#### GIVEN INSTRUCTION
Look through the records below, and copy out every line that holds the string "aériennes".

#### SUPPLIED MATERIAL
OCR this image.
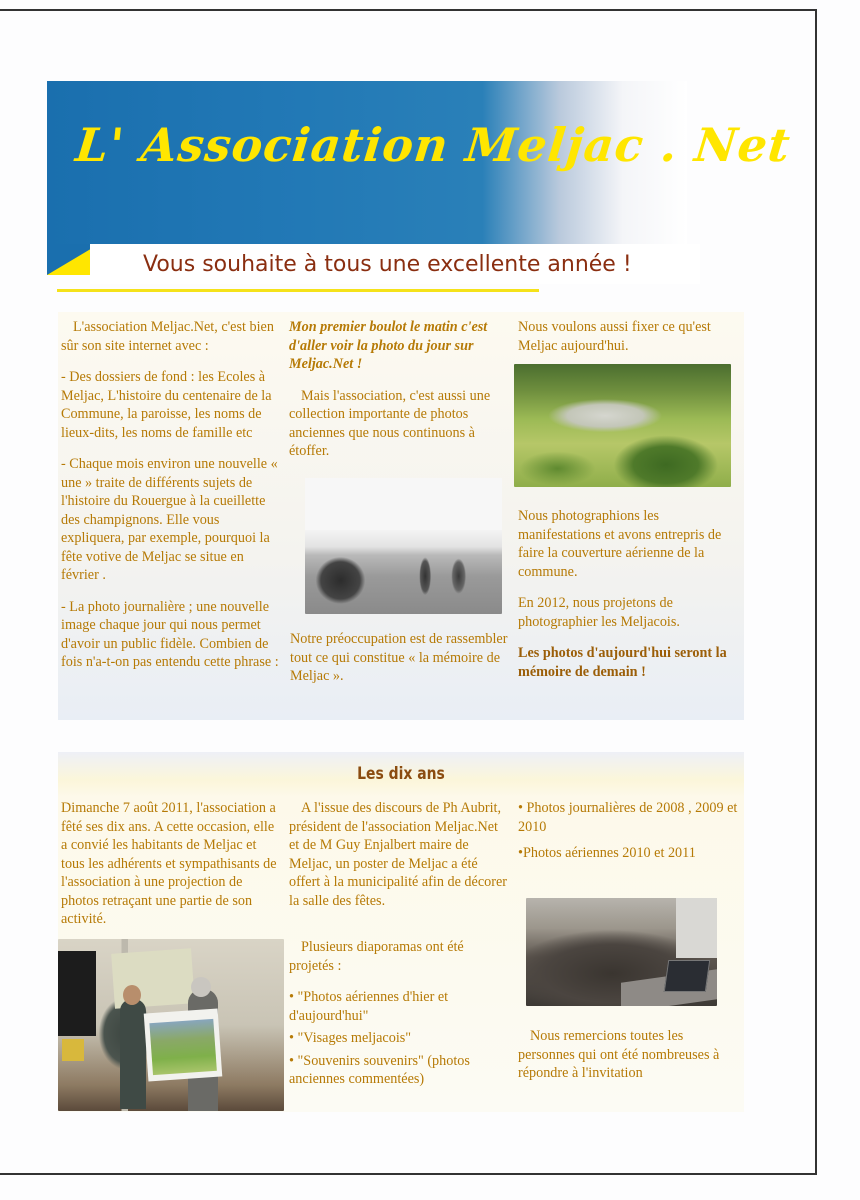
L' Association Meljac . Net
Vous souhaite à tous une excellente année !

L'association Meljac.Net, c'est bien sûr son site internet avec :

- Des dossiers de fond : les Ecoles à Meljac, L'histoire du centenaire de la Commune, la paroisse, les noms de lieux-dits, les noms de famille etc

- Chaque mois environ une nouvelle « une » traite de différents sujets de l'histoire du Rouergue à la cueillette des champignons. Elle vous expliquera, par exemple, pourquoi la fête votive de Meljac se situe en février .

- La photo journalière ; une nouvelle image chaque jour qui nous permet d'avoir un public fidèle. Combien de fois n'a-t-on pas entendu cette phrase :

Mon premier boulot le matin c'est d'aller voir la photo du jour sur Meljac.Net !

Mais l'association, c'est aussi une collection importante de photos anciennes que nous continuons à étoffer.

Notre préoccupation est de rassembler tout ce qui constitue « la mémoire de Meljac ».
Nous voulons aussi fixer ce qu'est Meljac aujourd'hui.

Nous photographions les manifestations et avons entrepris de faire la couverture aérienne de la commune.

En 2012, nous projetons de photographier les Meljacois.

Les photos d'aujourd'hui seront la mémoire de demain !

Les dix ans
Dimanche 7 août 2011, l'association a fêté ses dix ans. A cette occasion, elle a convié les habitants de Meljac et tous les adhérents et sympathisants de l'association à une projection de photos retraçant une partie de son activité.

A l'issue des discours de Ph Aubrit, président de l'association Meljac.Net et de M Guy Enjalbert maire de Meljac, un poster de Meljac a été offert à la municipalité afin de décorer la salle des fêtes.

Plusieurs diaporamas ont été projetés :

• "Photos aériennes d'hier et d'aujourd'hui"

• "Visages meljacois"

• "Souvenirs souvenirs" (photos anciennes commentées)

• Photos journalières de 2008 , 2009 et 2010

•Photos aériennes 2010 et 2011

Nous remercions toutes les personnes qui ont été nombreuses à répondre à l'invitation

#### EXERCISE RESULT
• "Photos aériennes d'hier et d'aujourd'hui"
•Photos aériennes 2010 et 2011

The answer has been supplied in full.